# ASSIGNMENT
Each entry shown below is to be reproduced exactly.

Figure record listings
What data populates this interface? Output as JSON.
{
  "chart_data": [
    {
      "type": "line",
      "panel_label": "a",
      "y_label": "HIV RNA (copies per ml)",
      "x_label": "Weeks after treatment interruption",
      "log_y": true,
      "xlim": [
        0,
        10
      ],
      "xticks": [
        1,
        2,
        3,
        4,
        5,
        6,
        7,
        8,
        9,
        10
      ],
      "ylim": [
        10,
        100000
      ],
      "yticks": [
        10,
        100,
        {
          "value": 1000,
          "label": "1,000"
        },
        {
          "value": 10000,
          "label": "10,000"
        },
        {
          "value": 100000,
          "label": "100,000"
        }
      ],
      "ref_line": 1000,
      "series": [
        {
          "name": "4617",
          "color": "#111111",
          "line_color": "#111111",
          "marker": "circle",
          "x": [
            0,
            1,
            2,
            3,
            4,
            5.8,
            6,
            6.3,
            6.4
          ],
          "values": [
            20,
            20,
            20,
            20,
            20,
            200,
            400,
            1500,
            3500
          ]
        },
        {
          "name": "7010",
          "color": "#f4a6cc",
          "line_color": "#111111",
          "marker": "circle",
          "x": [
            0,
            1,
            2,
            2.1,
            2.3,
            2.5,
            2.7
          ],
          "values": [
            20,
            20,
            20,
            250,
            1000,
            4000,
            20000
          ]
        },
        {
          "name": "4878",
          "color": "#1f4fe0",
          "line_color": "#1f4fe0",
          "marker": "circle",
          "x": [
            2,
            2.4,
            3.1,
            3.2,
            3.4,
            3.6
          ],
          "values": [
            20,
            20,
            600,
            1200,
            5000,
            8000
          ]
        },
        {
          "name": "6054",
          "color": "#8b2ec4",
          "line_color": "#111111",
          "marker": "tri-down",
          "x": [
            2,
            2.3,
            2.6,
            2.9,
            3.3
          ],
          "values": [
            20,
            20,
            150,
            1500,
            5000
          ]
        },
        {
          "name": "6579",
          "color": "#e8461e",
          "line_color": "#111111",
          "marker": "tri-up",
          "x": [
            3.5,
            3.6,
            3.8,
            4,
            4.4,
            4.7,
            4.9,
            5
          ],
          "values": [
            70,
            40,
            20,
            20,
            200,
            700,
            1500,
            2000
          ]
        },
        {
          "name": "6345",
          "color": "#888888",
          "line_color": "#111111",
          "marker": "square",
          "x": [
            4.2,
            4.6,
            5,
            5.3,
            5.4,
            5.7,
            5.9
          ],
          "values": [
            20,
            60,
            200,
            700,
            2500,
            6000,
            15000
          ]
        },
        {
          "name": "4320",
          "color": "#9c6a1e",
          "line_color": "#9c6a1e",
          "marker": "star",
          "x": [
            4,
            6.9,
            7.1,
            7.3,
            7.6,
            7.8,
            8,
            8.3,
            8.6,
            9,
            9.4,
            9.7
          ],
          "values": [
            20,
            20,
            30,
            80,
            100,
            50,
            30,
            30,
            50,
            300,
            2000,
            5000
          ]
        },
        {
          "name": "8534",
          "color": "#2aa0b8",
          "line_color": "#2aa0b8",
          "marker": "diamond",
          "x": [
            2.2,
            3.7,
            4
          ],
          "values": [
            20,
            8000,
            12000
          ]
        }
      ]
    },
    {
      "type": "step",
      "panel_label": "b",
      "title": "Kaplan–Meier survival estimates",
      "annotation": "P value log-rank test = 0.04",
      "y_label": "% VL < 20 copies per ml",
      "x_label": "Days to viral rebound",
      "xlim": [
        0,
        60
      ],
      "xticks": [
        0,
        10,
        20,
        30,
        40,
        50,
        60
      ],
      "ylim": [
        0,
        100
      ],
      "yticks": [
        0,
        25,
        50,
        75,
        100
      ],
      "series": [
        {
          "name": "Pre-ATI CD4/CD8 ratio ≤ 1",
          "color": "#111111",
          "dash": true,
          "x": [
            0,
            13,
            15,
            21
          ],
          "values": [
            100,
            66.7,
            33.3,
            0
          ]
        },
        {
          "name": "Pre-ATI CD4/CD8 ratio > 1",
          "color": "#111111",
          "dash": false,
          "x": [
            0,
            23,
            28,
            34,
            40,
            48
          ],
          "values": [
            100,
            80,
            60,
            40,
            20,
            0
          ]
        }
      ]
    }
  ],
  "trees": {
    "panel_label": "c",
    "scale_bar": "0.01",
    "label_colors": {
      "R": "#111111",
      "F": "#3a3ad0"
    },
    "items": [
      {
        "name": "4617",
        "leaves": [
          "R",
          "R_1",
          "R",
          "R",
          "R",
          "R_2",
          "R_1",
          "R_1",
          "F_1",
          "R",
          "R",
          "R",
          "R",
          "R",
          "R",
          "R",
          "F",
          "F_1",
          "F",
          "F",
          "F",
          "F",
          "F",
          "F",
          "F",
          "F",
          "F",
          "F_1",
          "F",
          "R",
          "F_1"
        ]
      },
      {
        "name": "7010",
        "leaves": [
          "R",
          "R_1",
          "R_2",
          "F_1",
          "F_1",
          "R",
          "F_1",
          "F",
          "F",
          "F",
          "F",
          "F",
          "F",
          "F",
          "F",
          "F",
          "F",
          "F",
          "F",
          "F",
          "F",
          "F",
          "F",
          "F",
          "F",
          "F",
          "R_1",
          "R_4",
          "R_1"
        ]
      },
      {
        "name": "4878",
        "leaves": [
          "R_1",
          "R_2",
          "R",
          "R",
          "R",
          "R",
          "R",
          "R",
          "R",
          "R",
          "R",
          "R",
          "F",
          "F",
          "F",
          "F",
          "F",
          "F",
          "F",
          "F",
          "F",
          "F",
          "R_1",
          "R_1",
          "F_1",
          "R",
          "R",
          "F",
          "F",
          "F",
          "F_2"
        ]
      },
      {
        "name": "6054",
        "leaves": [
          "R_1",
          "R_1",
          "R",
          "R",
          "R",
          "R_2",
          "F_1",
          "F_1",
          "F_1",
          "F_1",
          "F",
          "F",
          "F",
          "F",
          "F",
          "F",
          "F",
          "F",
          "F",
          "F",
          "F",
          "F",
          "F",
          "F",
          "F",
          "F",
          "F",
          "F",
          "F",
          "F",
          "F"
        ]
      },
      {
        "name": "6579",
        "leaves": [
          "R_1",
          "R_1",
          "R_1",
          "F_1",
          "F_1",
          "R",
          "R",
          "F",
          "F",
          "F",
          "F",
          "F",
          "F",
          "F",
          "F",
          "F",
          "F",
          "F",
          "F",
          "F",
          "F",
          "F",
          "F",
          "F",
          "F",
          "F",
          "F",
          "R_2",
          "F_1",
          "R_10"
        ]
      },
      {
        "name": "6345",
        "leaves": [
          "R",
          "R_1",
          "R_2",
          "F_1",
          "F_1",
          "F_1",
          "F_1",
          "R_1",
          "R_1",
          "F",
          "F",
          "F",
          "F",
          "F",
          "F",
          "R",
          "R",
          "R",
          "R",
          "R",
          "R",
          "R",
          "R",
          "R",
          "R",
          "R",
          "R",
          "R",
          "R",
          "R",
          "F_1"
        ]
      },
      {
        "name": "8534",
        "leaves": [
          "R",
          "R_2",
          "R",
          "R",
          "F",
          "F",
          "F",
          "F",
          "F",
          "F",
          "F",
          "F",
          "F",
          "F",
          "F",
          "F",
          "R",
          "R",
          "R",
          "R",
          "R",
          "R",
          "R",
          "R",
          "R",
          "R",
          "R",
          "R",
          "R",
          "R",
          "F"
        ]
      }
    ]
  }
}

# OUTPUT
What data populates this interface? Output as JSON.
{
  "chart_data": [
    {
      "type": "line",
      "panel_label": "a",
      "y_label": "HIV RNA (copies per ml)",
      "x_label": "Weeks after treatment interruption",
      "log_y": true,
      "xlim": [
        0,
        10
      ],
      "xticks": [
        1,
        2,
        3,
        4,
        5,
        6,
        7,
        8,
        9,
        10
      ],
      "ylim": [
        10,
        100000
      ],
      "yticks": [
        10,
        100,
        {
          "value": 1000,
          "label": "1,000"
        },
        {
          "value": 10000,
          "label": "10,000"
        },
        {
          "value": 100000,
          "label": "100,000"
        }
      ],
      "ref_line": 1000,
      "series": [
        {
          "name": "4617",
          "color": "#111111",
          "line_color": "#111111",
          "marker": "circle",
          "x": [
            0,
            1,
            2,
            3,
            4,
            5.8,
            6,
            6.3,
            6.4
          ],
          "values": [
            20,
            20,
            20,
            20,
            20,
            200,
            400,
            1500,
            3500
          ]
        },
        {
          "name": "7010",
          "color": "#f4a6cc",
          "line_color": "#111111",
          "marker": "circle",
          "x": [
            0,
            1,
            2,
            2.1,
            2.3,
            2.5,
            2.7
          ],
          "values": [
            20,
            20,
            20,
            250,
            1000,
            4000,
            20000
          ]
        },
        {
          "name": "4878",
          "color": "#1f4fe0",
          "line_color": "#1f4fe0",
          "marker": "circle",
          "x": [
            2,
            2.4,
            3.1,
            3.2,
            3.4,
            3.6
          ],
          "values": [
            20,
            20,
            600,
            1200,
            5000,
            8000
          ]
        },
        {
          "name": "6054",
          "color": "#8b2ec4",
          "line_color": "#111111",
          "marker": "tri-down",
          "x": [
            2,
            2.3,
            2.6,
            2.9,
            3.3
          ],
          "values": [
            20,
            20,
            150,
            1500,
            5000
          ]
        },
        {
          "name": "6579",
          "color": "#e8461e",
          "line_color": "#111111",
          "marker": "tri-up",
          "x": [
            3.5,
            3.6,
            3.8,
            4,
            4.4,
            4.7,
            4.9,
            5
          ],
          "values": [
            70,
            40,
            20,
            20,
            200,
            700,
            1500,
            2000
          ]
        },
        {
          "name": "6345",
          "color": "#888888",
          "line_color": "#111111",
          "marker": "square",
          "x": [
            4.2,
            4.6,
            5,
            5.3,
            5.4,
            5.7,
            5.9
          ],
          "values": [
            20,
            60,
            200,
            700,
            2500,
            6000,
            15000
          ]
        },
        {
          "name": "4320",
          "color": "#9c6a1e",
          "line_color": "#9c6a1e",
          "marker": "star",
          "x": [
            4,
            6.9,
            7.1,
            7.3,
            7.6,
            7.8,
            8,
            8.3,
            8.6,
            9,
            9.4,
            9.7
          ],
          "values": [
            20,
            20,
            30,
            80,
            100,
            50,
            30,
            30,
            50,
            300,
            2000,
            5000
          ]
        },
        {
          "name": "8534",
          "color": "#2aa0b8",
          "line_color": "#2aa0b8",
          "marker": "diamond",
          "x": [
            2.2,
            3.7,
            4
          ],
          "values": [
            20,
            8000,
            12000
          ]
        }
      ]
    },
    {
      "type": "step",
      "panel_label": "b",
      "title": "Kaplan–Meier survival estimates",
      "annotation": "P value log-rank test = 0.04",
      "y_label": "% VL < 20 copies per ml",
      "x_label": "Days to viral rebound",
      "xlim": [
        0,
        60
      ],
      "xticks": [
        0,
        10,
        20,
        30,
        40,
        50,
        60
      ],
      "ylim": [
        0,
        100
      ],
      "yticks": [
        0,
        25,
        50,
        75,
        100
      ],
      "series": [
        {
          "name": "Pre-ATI CD4/CD8 ratio ≤ 1",
          "color": "#111111",
          "dash": true,
          "x": [
            0,
            13,
            15,
            21
          ],
          "values": [
            100,
            66.7,
            33.3,
            0
          ]
        },
        {
          "name": "Pre-ATI CD4/CD8 ratio > 1",
          "color": "#111111",
          "dash": false,
          "x": [
            0,
            23,
            28,
            34,
            40,
            48
          ],
          "values": [
            100,
            80,
            60,
            40,
            20,
            0
          ]
        }
      ]
    }
  ],
  "trees": {
    "panel_label": "c",
    "scale_bar": "0.01",
    "label_colors": {
      "R": "#111111",
      "F": "#3a3ad0"
    },
    "items": [
      {
        "name": "4617",
        "leaves": [
          "R",
          "R_1",
          "R",
          "R",
          "R",
          "R_2",
          "R_1",
          "R_1",
          "F_1",
          "R",
          "R",
          "R",
          "R",
          "R",
          "R",
          "R",
          "F",
          "F_1",
          "F",
          "F",
          "F",
          "F",
          "F",
          "F",
          "F",
          "F",
          "F",
          "F_1",
          "F",
          "R",
          "F_1"
        ]
      },
      {
        "name": "7010",
        "leaves": [
          "R",
          "R_1",
          "R_2",
          "F_1",
          "F_1",
          "R",
          "F_1",
          "F",
          "F",
          "F",
          "F",
          "F",
          "F",
          "F",
          "F",
          "F",
          "F",
          "F",
          "F",
          "F",
          "F",
          "F",
          "F",
          "F",
          "F",
          "F",
          "R_1",
          "R_4",
          "R_1"
        ]
      },
      {
        "name": "4878",
        "leaves": [
          "R_1",
          "R_2",
          "R",
          "R",
          "R",
          "R",
          "R",
          "R",
          "R",
          "R",
          "R",
          "R",
          "F",
          "F",
          "F",
          "F",
          "F",
          "F",
          "F",
          "F",
          "F",
          "F",
          "R_1",
          "R_1",
          "F_1",
          "R",
          "R",
          "F",
          "F",
          "F",
          "F_2"
        ]
      },
      {
        "name": "6054",
        "leaves": [
          "R_1",
          "R_1",
          "R",
          "R",
          "R",
          "R_2",
          "F_1",
          "F_1",
          "F_1",
          "F_1",
          "F",
          "F",
          "F",
          "F",
          "F",
          "F",
          "F",
          "F",
          "F",
          "F",
          "F",
          "F",
          "F",
          "F",
          "F",
          "F",
          "F",
          "F",
          "F",
          "F",
          "F"
        ]
      },
      {
        "name": "6579",
        "leaves": [
          "R_1",
          "R_1",
          "R_1",
          "F_1",
          "F_1",
          "R",
          "R",
          "F",
          "F",
          "F",
          "F",
          "F",
          "F",
          "F",
          "F",
          "F",
          "F",
          "F",
          "F",
          "F",
          "F",
          "F",
          "F",
          "F",
          "F",
          "F",
          "F",
          "R_2",
          "F_1",
          "R_10"
        ]
      },
      {
        "name": "6345",
        "leaves": [
          "R",
          "R_1",
          "R_2",
          "F_1",
          "F_1",
          "F_1",
          "F_1",
          "R_1",
          "R_1",
          "F",
          "F",
          "F",
          "F",
          "F",
          "F",
          "R",
          "R",
          "R",
          "R",
          "R",
          "R",
          "R",
          "R",
          "R",
          "R",
          "R",
          "R",
          "R",
          "R",
          "R",
          "F_1"
        ]
      },
      {
        "name": "8534",
        "leaves": [
          "R",
          "R_2",
          "R",
          "R",
          "F",
          "F",
          "F",
          "F",
          "F",
          "F",
          "F",
          "F",
          "F",
          "F",
          "F",
          "F",
          "R",
          "R",
          "R",
          "R",
          "R",
          "R",
          "R",
          "R",
          "R",
          "R",
          "R",
          "R",
          "R",
          "R",
          "F"
        ]
      }
    ]
  }
}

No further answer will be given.